Stored items
_ _ _

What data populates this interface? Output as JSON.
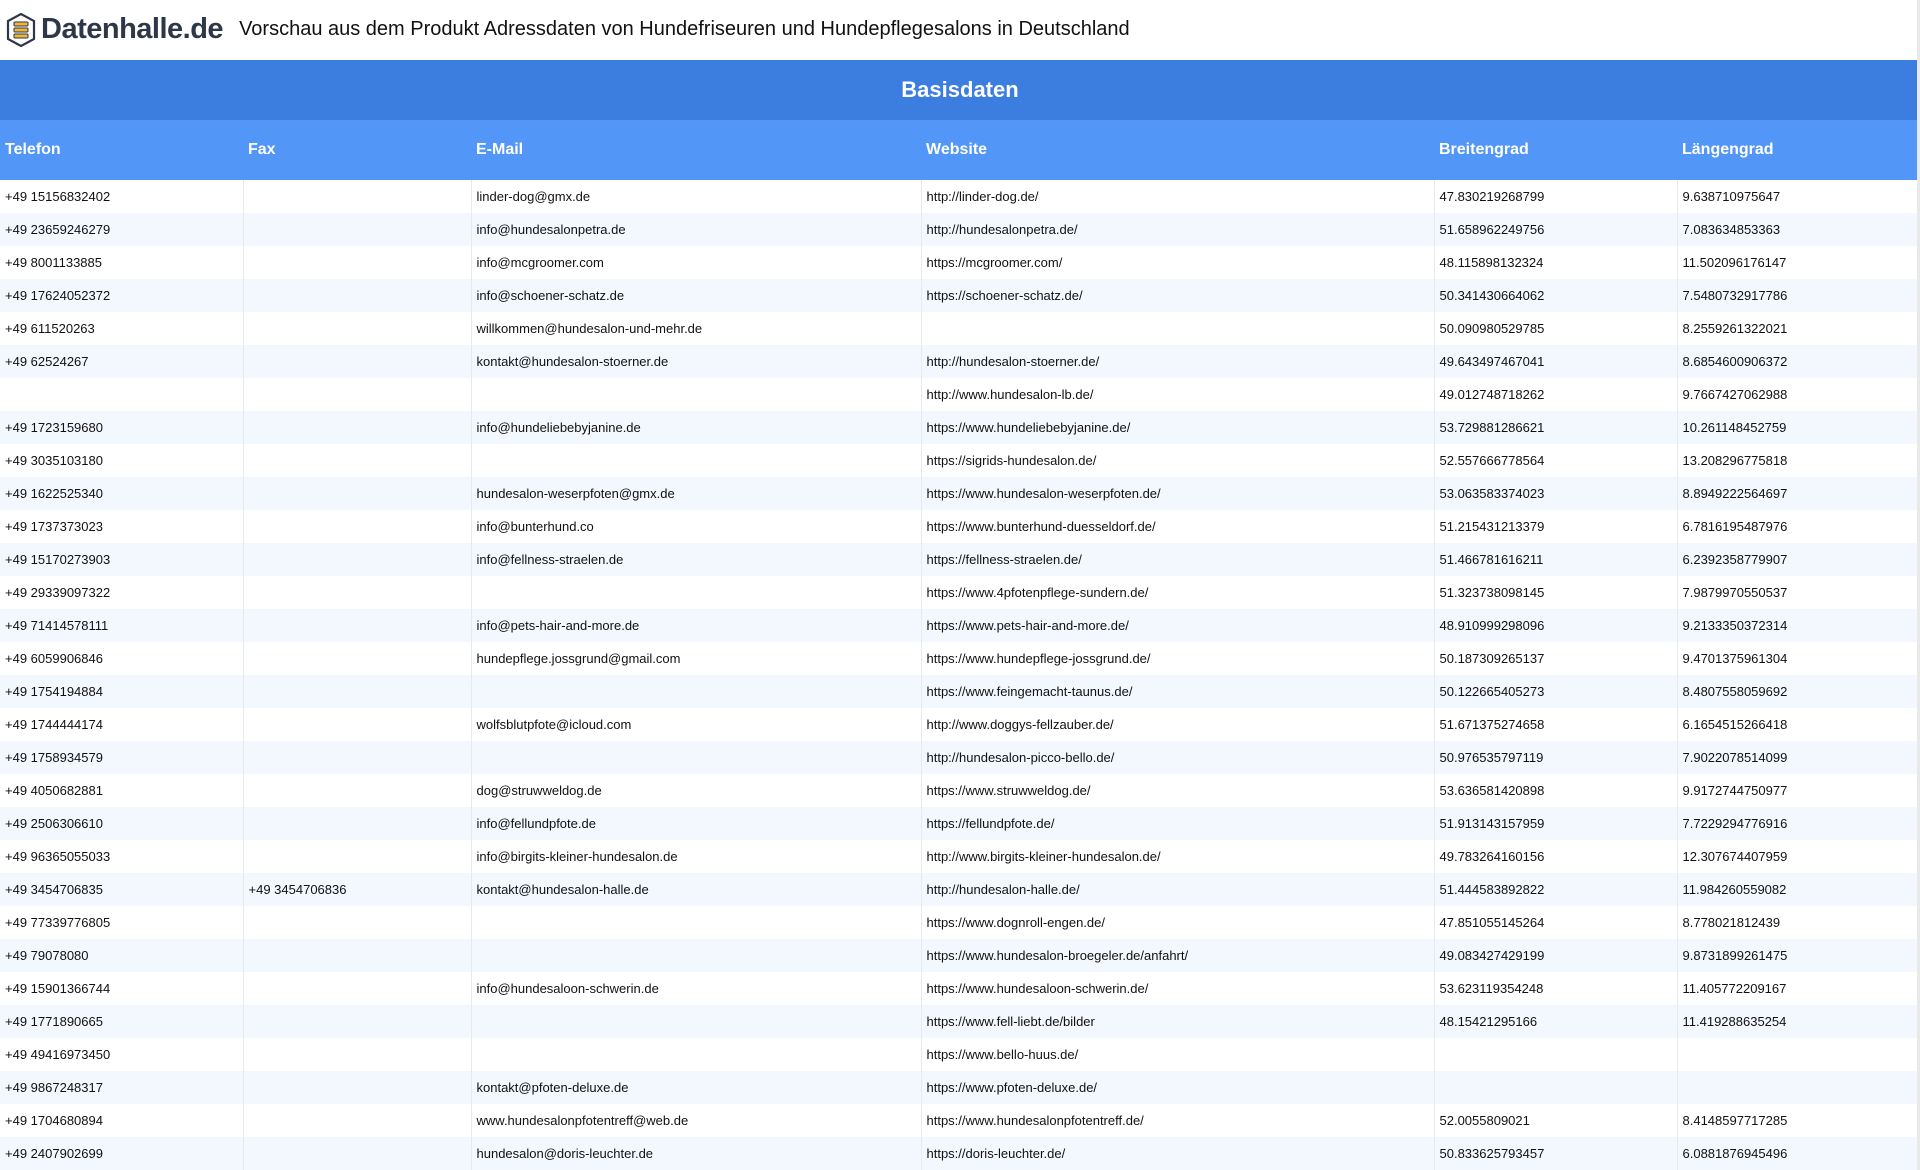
{
  "header": {
    "logo_text": "Datenhalle.de",
    "title": "Vorschau aus dem Produkt Adressdaten von Hundefriseuren und Hundepflegesalons in Deutschland"
  },
  "section": {
    "title": "Basisdaten"
  },
  "table": {
    "columns": [
      "Telefon",
      "Fax",
      "E-Mail",
      "Website",
      "Breitengrad",
      "Längengrad"
    ],
    "rows": [
      [
        "+49 15156832402",
        "",
        "linder-dog@gmx.de",
        "http://linder-dog.de/",
        "47.830219268799",
        "9.638710975647"
      ],
      [
        "+49 23659246279",
        "",
        "info@hundesalonpetra.de",
        "http://hundesalonpetra.de/",
        "51.658962249756",
        "7.083634853363"
      ],
      [
        "+49 8001133885",
        "",
        "info@mcgroomer.com",
        "https://mcgroomer.com/",
        "48.115898132324",
        "11.502096176147"
      ],
      [
        "+49 17624052372",
        "",
        "info@schoener-schatz.de",
        "https://schoener-schatz.de/",
        "50.341430664062",
        "7.5480732917786"
      ],
      [
        "+49 611520263",
        "",
        "willkommen@hundesalon-und-mehr.de",
        "",
        "50.090980529785",
        "8.2559261322021"
      ],
      [
        "+49 62524267",
        "",
        "kontakt@hundesalon-stoerner.de",
        "http://hundesalon-stoerner.de/",
        "49.643497467041",
        "8.6854600906372"
      ],
      [
        "",
        "",
        "",
        "http://www.hundesalon-lb.de/",
        "49.012748718262",
        "9.7667427062988"
      ],
      [
        "+49 1723159680",
        "",
        "info@hundeliebebyjanine.de",
        "https://www.hundeliebebyjanine.de/",
        "53.729881286621",
        "10.261148452759"
      ],
      [
        "+49 3035103180",
        "",
        "",
        "https://sigrids-hundesalon.de/",
        "52.557666778564",
        "13.208296775818"
      ],
      [
        "+49 1622525340",
        "",
        "hundesalon-weserpfoten@gmx.de",
        "https://www.hundesalon-weserpfoten.de/",
        "53.063583374023",
        "8.8949222564697"
      ],
      [
        "+49 1737373023",
        "",
        "info@bunterhund.co",
        "https://www.bunterhund-duesseldorf.de/",
        "51.215431213379",
        "6.7816195487976"
      ],
      [
        "+49 15170273903",
        "",
        "info@fellness-straelen.de",
        "https://fellness-straelen.de/",
        "51.466781616211",
        "6.2392358779907"
      ],
      [
        "+49 29339097322",
        "",
        "",
        "https://www.4pfotenpflege-sundern.de/",
        "51.323738098145",
        "7.9879970550537"
      ],
      [
        "+49 71414578111",
        "",
        "info@pets-hair-and-more.de",
        "https://www.pets-hair-and-more.de/",
        "48.910999298096",
        "9.2133350372314"
      ],
      [
        "+49 6059906846",
        "",
        "hundepflege.jossgrund@gmail.com",
        "https://www.hundepflege-jossgrund.de/",
        "50.187309265137",
        "9.4701375961304"
      ],
      [
        "+49 1754194884",
        "",
        "",
        "https://www.feingemacht-taunus.de/",
        "50.122665405273",
        "8.4807558059692"
      ],
      [
        "+49 1744444174",
        "",
        "wolfsblutpfote@icloud.com",
        "http://www.doggys-fellzauber.de/",
        "51.671375274658",
        "6.1654515266418"
      ],
      [
        "+49 1758934579",
        "",
        "",
        "http://hundesalon-picco-bello.de/",
        "50.976535797119",
        "7.9022078514099"
      ],
      [
        "+49 4050682881",
        "",
        "dog@struwweldog.de",
        "https://www.struwweldog.de/",
        "53.636581420898",
        "9.9172744750977"
      ],
      [
        "+49 2506306610",
        "",
        "info@fellundpfote.de",
        "https://fellundpfote.de/",
        "51.913143157959",
        "7.7229294776916"
      ],
      [
        "+49 96365055033",
        "",
        "info@birgits-kleiner-hundesalon.de",
        "http://www.birgits-kleiner-hundesalon.de/",
        "49.783264160156",
        "12.307674407959"
      ],
      [
        "+49 3454706835",
        "+49 3454706836",
        "kontakt@hundesalon-halle.de",
        "http://hundesalon-halle.de/",
        "51.444583892822",
        "11.984260559082"
      ],
      [
        "+49 77339776805",
        "",
        "",
        "https://www.dognroll-engen.de/",
        "47.851055145264",
        "8.778021812439"
      ],
      [
        "+49 79078080",
        "",
        "",
        "https://www.hundesalon-broegeler.de/anfahrt/",
        "49.083427429199",
        "9.8731899261475"
      ],
      [
        "+49 15901366744",
        "",
        "info@hundesaloon-schwerin.de",
        "https://www.hundesaloon-schwerin.de/",
        "53.623119354248",
        "11.405772209167"
      ],
      [
        "+49 1771890665",
        "",
        "",
        "https://www.fell-liebt.de/bilder",
        "48.15421295166",
        "11.419288635254"
      ],
      [
        "+49 49416973450",
        "",
        "",
        "https://www.bello-huus.de/",
        "",
        ""
      ],
      [
        "+49 9867248317",
        "",
        "kontakt@pfoten-deluxe.de",
        "https://www.pfoten-deluxe.de/",
        "",
        ""
      ],
      [
        "+49 1704680894",
        "",
        "www.hundesalonpfotentreff@web.de",
        "https://www.hundesalonpfotentreff.de/",
        "52.0055809021",
        "8.4148597717285"
      ],
      [
        "+49 2407902699",
        "",
        "hundesalon@doris-leuchter.de",
        "https://doris-leuchter.de/",
        "50.833625793457",
        "6.0881876945496"
      ]
    ]
  }
}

_ _ _

Problem →
Copy out each line of the material that holds the word "jossgrund".

Solution →
        "hundepflege.jossgrund@gmail.com",
        "https://www.hundepflege-jossgrund.de/",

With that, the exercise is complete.